**AIM OF THE TASK:** Please select each line below that contains the string "企业实施品牌战略策略研究报告" and copy those lines out.

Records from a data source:

+-------+

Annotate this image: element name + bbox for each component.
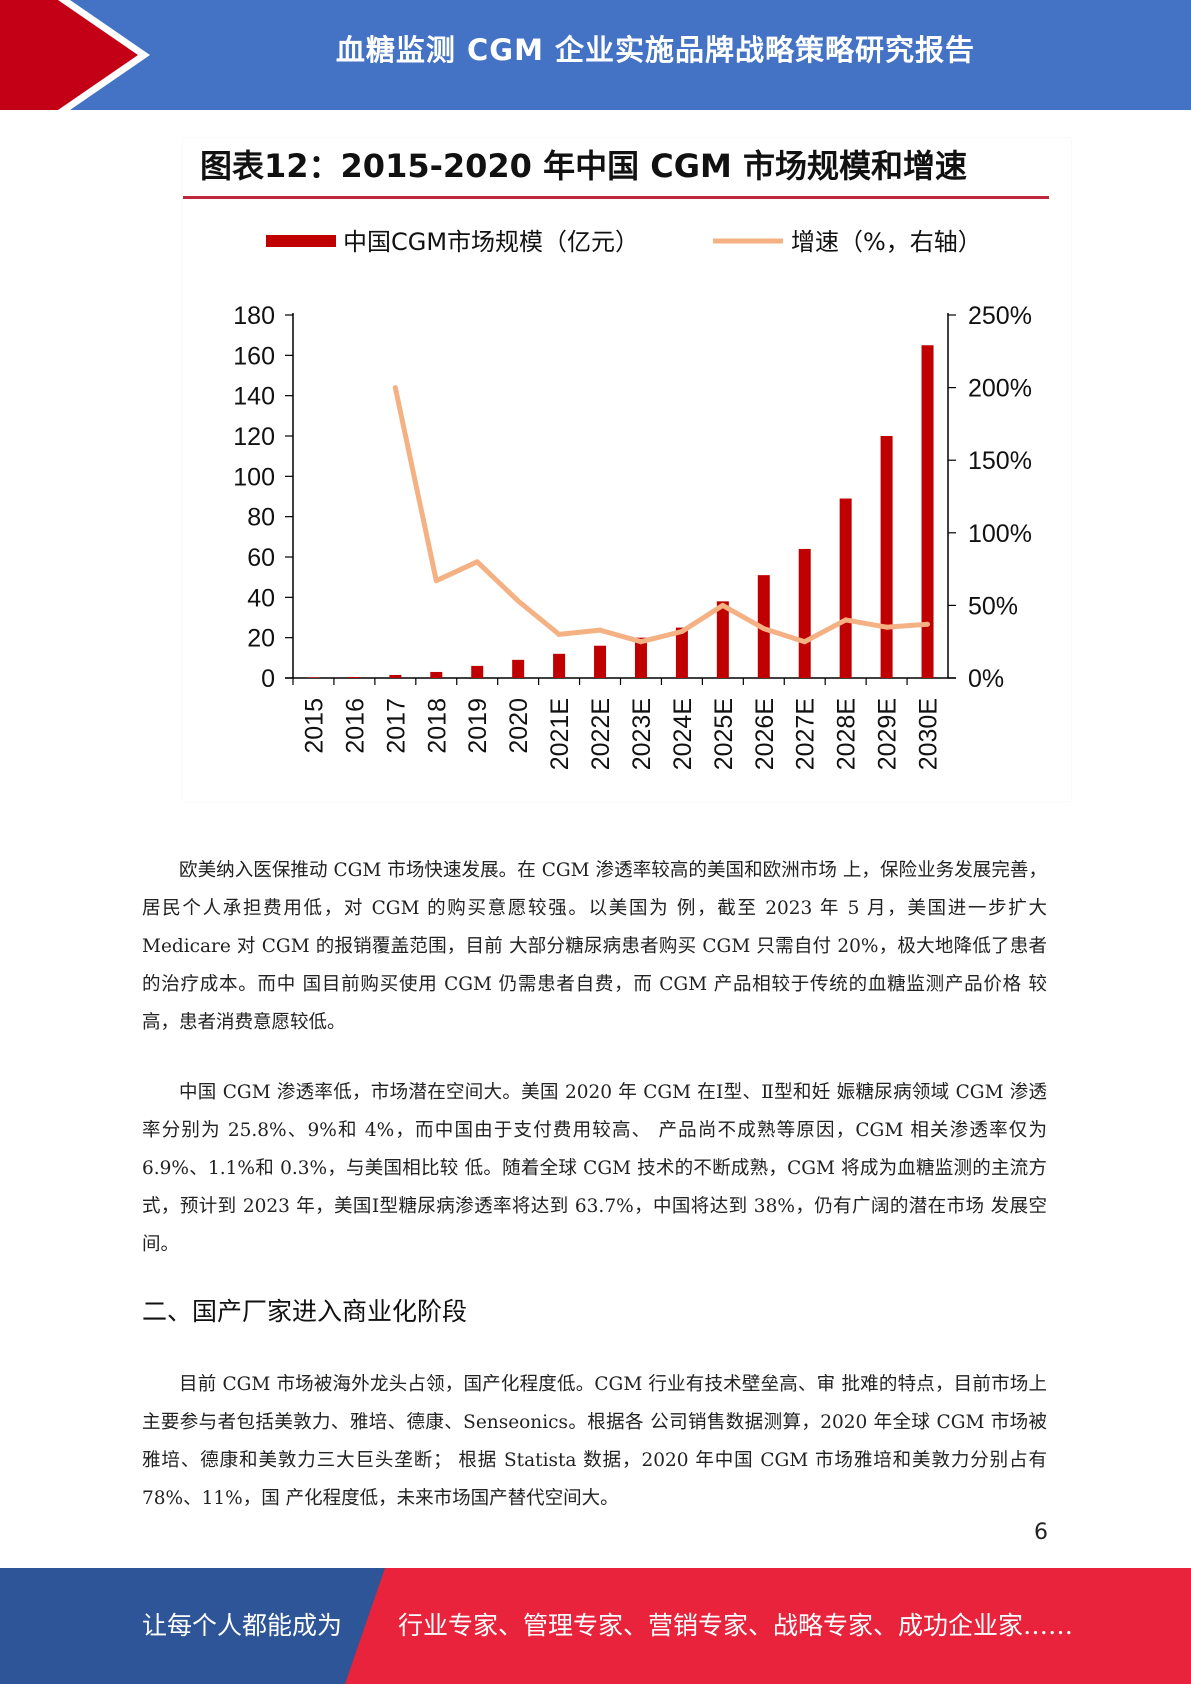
page-footer: 让每个人都能成为 行业专家、管理专家、营销专家、战略专家、成功企业家…… <box>0 1568 1191 1684</box>
figure-title: 图表12：2015-2020 年中国 CGM 市场规模和增速 <box>200 147 967 185</box>
paragraph-2: 中国 CGM 渗透率低，市场潜在空间大。美国 2020 年 CGM 在Ⅰ型、Ⅱ型… <box>142 1082 1047 1255</box>
growth-point-2020 <box>515 598 521 604</box>
footer-blue-shape <box>0 1568 385 1684</box>
bar-2018 <box>430 671 443 678</box>
y-right-tick-label: 50% <box>968 592 1018 620</box>
y-right-tick-label: 100% <box>968 520 1032 548</box>
x-tick-label: 2020 <box>505 698 533 754</box>
x-tick-label: 2021E <box>546 698 574 770</box>
y-right-tick-label: 0% <box>968 665 1004 693</box>
y-left-tick-label: 120 <box>233 423 275 451</box>
growth-point-2022E <box>597 627 603 633</box>
bar-2020 <box>512 659 525 678</box>
bar-2030E <box>921 345 934 678</box>
paragraph-1: 欧美纳入医保推动 CGM 市场快速发展。在 CGM 渗透率较高的美国和欧洲市场 … <box>142 860 1047 1033</box>
bar-2023E <box>634 637 647 678</box>
y-left-tick-label: 20 <box>247 625 275 653</box>
growth-point-2028E <box>843 617 849 623</box>
x-tick-label: 2023E <box>628 698 656 770</box>
y-left-tick-label: 140 <box>233 383 275 411</box>
x-tick-label: 2024E <box>669 698 697 770</box>
bar-2028E <box>839 498 852 678</box>
section-heading: 二、国产厂家进入商业化阶段 <box>142 1297 468 1326</box>
x-tick-label: 2018 <box>423 698 451 754</box>
x-tick-label: 2019 <box>464 698 492 754</box>
growth-point-2024E <box>679 629 685 635</box>
page-number: 6 <box>1034 1520 1048 1545</box>
growth-point-2023E <box>638 639 644 645</box>
growth-point-2025E <box>720 602 726 608</box>
footer-slogan: 让每个人都能成为 <box>142 1611 343 1640</box>
x-tick-label: 2028E <box>833 698 861 770</box>
x-tick-label: 2030E <box>915 698 943 770</box>
legend-line-label: 增速（%，右轴） <box>791 228 982 256</box>
bar-2029E <box>880 436 893 678</box>
growth-point-2018 <box>433 578 439 584</box>
y-left-tick-label: 80 <box>247 504 275 532</box>
x-tick-label: 2026E <box>751 698 779 770</box>
x-tick-label: 2029E <box>874 698 902 770</box>
market-size-chart: 中国CGM市场规模（亿元） 增速（%，右轴） 0 20 40 60 80 100 120 140 1… <box>233 228 1032 770</box>
bar-2027E <box>798 548 811 678</box>
y-left-tick-label: 40 <box>247 584 275 612</box>
legend-bar-label: 中国CGM市场规模（亿元） <box>343 228 639 256</box>
growth-point-2030E <box>925 621 931 627</box>
growth-point-2019 <box>474 559 480 565</box>
growth-rate-line <box>392 387 928 645</box>
header-arrow-icon <box>0 0 150 110</box>
y-left-tick-label: 160 <box>233 342 275 370</box>
x-tick-label: 2016 <box>341 698 369 754</box>
growth-point-2021E <box>556 631 562 637</box>
legend-bar-swatch <box>266 235 336 247</box>
x-tick-label: 2015 <box>300 698 328 754</box>
y-left-tick-label: 180 <box>233 302 275 330</box>
footer-roles: 行业专家、管理专家、营销专家、战略专家、成功企业家…… <box>398 1611 1074 1640</box>
bar-2016 <box>348 676 361 678</box>
figure-title-rule <box>183 196 1049 199</box>
y-left-tick-label: 100 <box>233 463 275 491</box>
header-title: 血糖监测 CGM 企业实施品牌战略策略研究报告 <box>335 33 976 67</box>
y-right-tick-label: 150% <box>968 447 1032 475</box>
y-right-tick-label: 200% <box>968 375 1032 403</box>
x-tick-label: 2027E <box>792 698 820 770</box>
bar-2021E <box>553 653 566 678</box>
bar-2019 <box>471 665 484 678</box>
growth-point-2017 <box>392 385 398 391</box>
y-left-tick-label: 0 <box>261 665 275 693</box>
growth-point-2027E <box>802 639 808 645</box>
x-tick-label: 2022E <box>587 698 615 770</box>
bar-2025E <box>716 601 729 678</box>
paragraph-3: 目前 CGM 市场被海外龙头占领，国产化程度低。CGM 行业有技术壁垒高、审 批… <box>142 1374 1047 1509</box>
x-tick-label: 2025E <box>710 698 738 770</box>
y-left-tick-label: 60 <box>247 544 275 572</box>
page-header: 血糖监测 CGM 企业实施品牌战略策略研究报告 <box>0 0 1191 110</box>
growth-point-2029E <box>884 624 890 630</box>
bar-2022E <box>594 645 607 678</box>
x-tick-label: 2017 <box>382 698 410 754</box>
bar-2015 <box>307 677 320 678</box>
y-right-tick-label: 250% <box>968 302 1032 330</box>
bar-2017 <box>389 674 402 678</box>
bar-2024E <box>675 627 688 678</box>
growth-point-2026E <box>761 626 767 632</box>
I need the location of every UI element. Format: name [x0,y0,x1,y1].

+-------+

**COMPLETED EXERCISE:**
header-title: 血糖监测 CGM 企业实施品牌战略策略研究报告 <box>335 33 976 67</box>
page-header: 血糖监测 CGM 企业实施品牌战略策略研究报告 <box>0 0 1191 110</box>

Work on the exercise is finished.